===== Dataset extract =====

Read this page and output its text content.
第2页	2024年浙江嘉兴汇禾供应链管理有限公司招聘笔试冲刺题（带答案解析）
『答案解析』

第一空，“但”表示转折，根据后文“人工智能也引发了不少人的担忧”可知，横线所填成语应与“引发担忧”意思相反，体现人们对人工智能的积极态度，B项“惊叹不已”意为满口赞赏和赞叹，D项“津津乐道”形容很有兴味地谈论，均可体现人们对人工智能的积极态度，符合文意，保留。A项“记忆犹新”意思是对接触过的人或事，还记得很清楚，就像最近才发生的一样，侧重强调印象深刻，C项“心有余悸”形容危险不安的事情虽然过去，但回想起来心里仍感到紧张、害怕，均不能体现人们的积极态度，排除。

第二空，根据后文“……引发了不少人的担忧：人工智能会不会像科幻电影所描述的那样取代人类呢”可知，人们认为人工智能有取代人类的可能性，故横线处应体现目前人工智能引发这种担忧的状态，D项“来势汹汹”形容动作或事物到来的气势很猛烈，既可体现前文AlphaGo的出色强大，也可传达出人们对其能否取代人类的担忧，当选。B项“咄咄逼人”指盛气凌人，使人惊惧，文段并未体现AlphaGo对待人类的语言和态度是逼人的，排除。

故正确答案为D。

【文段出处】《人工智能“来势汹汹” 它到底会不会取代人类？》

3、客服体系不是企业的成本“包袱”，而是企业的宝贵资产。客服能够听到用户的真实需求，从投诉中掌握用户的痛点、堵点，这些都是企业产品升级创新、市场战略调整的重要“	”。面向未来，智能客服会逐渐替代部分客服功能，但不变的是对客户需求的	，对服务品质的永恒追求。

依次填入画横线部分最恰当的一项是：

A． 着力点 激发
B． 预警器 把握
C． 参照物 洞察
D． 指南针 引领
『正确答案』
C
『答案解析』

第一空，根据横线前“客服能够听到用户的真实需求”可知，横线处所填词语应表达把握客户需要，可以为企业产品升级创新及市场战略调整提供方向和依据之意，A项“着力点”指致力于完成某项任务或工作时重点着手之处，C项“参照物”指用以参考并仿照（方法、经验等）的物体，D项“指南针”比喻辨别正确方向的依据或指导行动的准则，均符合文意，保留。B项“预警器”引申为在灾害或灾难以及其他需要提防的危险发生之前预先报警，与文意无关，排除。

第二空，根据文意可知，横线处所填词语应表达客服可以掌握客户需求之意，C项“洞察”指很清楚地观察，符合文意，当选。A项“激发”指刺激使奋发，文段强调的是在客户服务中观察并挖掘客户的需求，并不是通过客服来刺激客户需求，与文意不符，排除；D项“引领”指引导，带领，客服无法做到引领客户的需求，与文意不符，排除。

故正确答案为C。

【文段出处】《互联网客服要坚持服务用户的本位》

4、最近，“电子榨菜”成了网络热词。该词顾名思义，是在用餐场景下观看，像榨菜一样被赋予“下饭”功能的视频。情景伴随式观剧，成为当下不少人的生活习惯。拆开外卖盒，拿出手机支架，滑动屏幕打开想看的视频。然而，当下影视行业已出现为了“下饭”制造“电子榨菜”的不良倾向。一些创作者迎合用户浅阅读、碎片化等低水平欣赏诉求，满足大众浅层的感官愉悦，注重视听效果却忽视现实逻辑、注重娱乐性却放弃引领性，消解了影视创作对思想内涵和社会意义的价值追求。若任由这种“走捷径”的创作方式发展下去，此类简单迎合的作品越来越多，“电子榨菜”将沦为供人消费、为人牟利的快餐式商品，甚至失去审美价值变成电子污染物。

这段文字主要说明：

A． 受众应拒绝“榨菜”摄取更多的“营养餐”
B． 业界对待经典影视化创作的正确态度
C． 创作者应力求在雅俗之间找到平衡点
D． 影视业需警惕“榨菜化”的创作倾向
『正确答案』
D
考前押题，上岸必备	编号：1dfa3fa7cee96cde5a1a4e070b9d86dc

=====

- [What is needed] Extract the data in full. Keep it word for word.

- [Exercise solution]
Read this page and output its text content.
第2页	2024年浙江嘉兴汇禾供应链管理有限公司招聘笔试冲刺题（带答案解析）
『答案解析』

第一空，“但”表示转折，根据后文“人工智能也引发了不少人的担忧”可知，横线所填成语应与“引发担忧”意思相反，体现人们对人工智能的积极态度，B项“惊叹不已”意为满口赞赏和赞叹，D项“津津乐道”形容很有兴味地谈论，均可体现人们对人工智能的积极态度，符合文意，保留。A项“记忆犹新”意思是对接触过的人或事，还记得很清楚，就像最近才发生的一样，侧重强调印象深刻，C项“心有余悸”形容危险不安的事情虽然过去，但回想起来心里仍感到紧张、害怕，均不能体现人们的积极态度，排除。

第二空，根据后文“……引发了不少人的担忧：人工智能会不会像科幻电影所描述的那样取代人类呢”可知，人们认为人工智能有取代人类的可能性，故横线处应体现目前人工智能引发这种担忧的状态，D项“来势汹汹”形容动作或事物到来的气势很猛烈，既可体现前文AlphaGo的出色强大，也可传达出人们对其能否取代人类的担忧，当选。B项“咄咄逼人”指盛气凌人，使人惊惧，文段并未体现AlphaGo对待人类的语言和态度是逼人的，排除。

故正确答案为D。

【文段出处】《人工智能“来势汹汹” 它到底会不会取代人类？》

3、客服体系不是企业的成本“包袱”，而是企业的宝贵资产。客服能够听到用户的真实需求，从投诉中掌握用户的痛点、堵点，这些都是企业产品升级创新、市场战略调整的重要“	”。面向未来，智能客服会逐渐替代部分客服功能，但不变的是对客户需求的	，对服务品质的永恒追求。

依次填入画横线部分最恰当的一项是：

A． 着力点 激发
B． 预警器 把握
C． 参照物 洞察
D． 指南针 引领
『正确答案』
C
『答案解析』

第一空，根据横线前“客服能够听到用户的真实需求”可知，横线处所填词语应表达把握客户需要，可以为企业产品升级创新及市场战略调整提供方向和依据之意，A项“着力点”指致力于完成某项任务或工作时重点着手之处，C项“参照物”指用以参考并仿照（方法、经验等）的物体，D项“指南针”比喻辨别正确方向的依据或指导行动的准则，均符合文意，保留。B项“预警器”引申为在灾害或灾难以及其他需要提防的危险发生之前预先报警，与文意无关，排除。

第二空，根据文意可知，横线处所填词语应表达客服可以掌握客户需求之意，C项“洞察”指很清楚地观察，符合文意，当选。A项“激发”指刺激使奋发，文段强调的是在客户服务中观察并挖掘客户的需求，并不是通过客服来刺激客户需求，与文意不符，排除；D项“引领”指引导，带领，客服无法做到引领客户的需求，与文意不符，排除。

故正确答案为C。

【文段出处】《互联网客服要坚持服务用户的本位》

4、最近，“电子榨菜”成了网络热词。该词顾名思义，是在用餐场景下观看，像榨菜一样被赋予“下饭”功能的视频。情景伴随式观剧，成为当下不少人的生活习惯。拆开外卖盒，拿出手机支架，滑动屏幕打开想看的视频。然而，当下影视行业已出现为了“下饭”制造“电子榨菜”的不良倾向。一些创作者迎合用户浅阅读、碎片化等低水平欣赏诉求，满足大众浅层的感官愉悦，注重视听效果却忽视现实逻辑、注重娱乐性却放弃引领性，消解了影视创作对思想内涵和社会意义的价值追求。若任由这种“走捷径”的创作方式发展下去，此类简单迎合的作品越来越多，“电子榨菜”将沦为供人消费、为人牟利的快餐式商品，甚至失去审美价值变成电子污染物。

这段文字主要说明：

A． 受众应拒绝“榨菜”摄取更多的“营养餐”
B． 业界对待经典影视化创作的正确态度
C． 创作者应力求在雅俗之间找到平衡点
D． 影视业需警惕“榨菜化”的创作倾向
『正确答案』
D
考前押题，上岸必备	编号：1dfa3fa7cee96cde5a1a4e070b9d86dc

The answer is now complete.